#### [PROBLEM DESCRIPTION]
Would you return all of this data exactly, leaving nothing out?

#### [INPUT]

^^^^^^^^^^^^^^^^

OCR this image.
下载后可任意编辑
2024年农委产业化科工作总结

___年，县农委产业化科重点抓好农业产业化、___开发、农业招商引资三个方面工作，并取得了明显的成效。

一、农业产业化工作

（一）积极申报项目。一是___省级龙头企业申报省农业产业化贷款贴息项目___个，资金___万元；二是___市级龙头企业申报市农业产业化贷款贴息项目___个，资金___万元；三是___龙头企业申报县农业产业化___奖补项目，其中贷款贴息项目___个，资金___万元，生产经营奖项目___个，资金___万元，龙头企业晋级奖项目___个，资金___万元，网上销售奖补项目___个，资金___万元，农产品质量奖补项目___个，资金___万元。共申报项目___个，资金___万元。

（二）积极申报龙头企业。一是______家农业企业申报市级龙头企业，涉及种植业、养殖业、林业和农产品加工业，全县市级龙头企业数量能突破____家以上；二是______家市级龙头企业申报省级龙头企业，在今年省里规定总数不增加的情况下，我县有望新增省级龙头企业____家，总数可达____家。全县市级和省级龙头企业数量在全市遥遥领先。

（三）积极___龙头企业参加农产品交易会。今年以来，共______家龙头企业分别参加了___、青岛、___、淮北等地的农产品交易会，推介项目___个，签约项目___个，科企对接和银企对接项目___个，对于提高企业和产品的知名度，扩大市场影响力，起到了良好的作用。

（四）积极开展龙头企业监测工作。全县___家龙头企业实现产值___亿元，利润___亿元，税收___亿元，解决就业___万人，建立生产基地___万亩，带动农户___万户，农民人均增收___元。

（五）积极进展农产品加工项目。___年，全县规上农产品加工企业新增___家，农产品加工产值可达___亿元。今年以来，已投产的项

^^^^^^^^^^^^^^^^

#### [RESULT OF THE TASK]
OCR this image.
下载后可任意编辑
2024年农委产业化科工作总结

___年，县农委产业化科重点抓好农业产业化、___开发、农业招商引资三个方面工作，并取得了明显的成效。

一、农业产业化工作

（一）积极申报项目。一是___省级龙头企业申报省农业产业化贷款贴息项目___个，资金___万元；二是___市级龙头企业申报市农业产业化贷款贴息项目___个，资金___万元；三是___龙头企业申报县农业产业化___奖补项目，其中贷款贴息项目___个，资金___万元，生产经营奖项目___个，资金___万元，龙头企业晋级奖项目___个，资金___万元，网上销售奖补项目___个，资金___万元，农产品质量奖补项目___个，资金___万元。共申报项目___个，资金___万元。

（二）积极申报龙头企业。一是______家农业企业申报市级龙头企业，涉及种植业、养殖业、林业和农产品加工业，全县市级龙头企业数量能突破____家以上；二是______家市级龙头企业申报省级龙头企业，在今年省里规定总数不增加的情况下，我县有望新增省级龙头企业____家，总数可达____家。全县市级和省级龙头企业数量在全市遥遥领先。

（三）积极___龙头企业参加农产品交易会。今年以来，共______家龙头企业分别参加了___、青岛、___、淮北等地的农产品交易会，推介项目___个，签约项目___个，科企对接和银企对接项目___个，对于提高企业和产品的知名度，扩大市场影响力，起到了良好的作用。

（四）积极开展龙头企业监测工作。全县___家龙头企业实现产值___亿元，利润___亿元，税收___亿元，解决就业___万人，建立生产基地___万亩，带动农户___万户，农民人均增收___元。

（五）积极进展农产品加工项目。___年，全县规上农产品加工企业新增___家，农产品加工产值可达___亿元。今年以来，已投产的项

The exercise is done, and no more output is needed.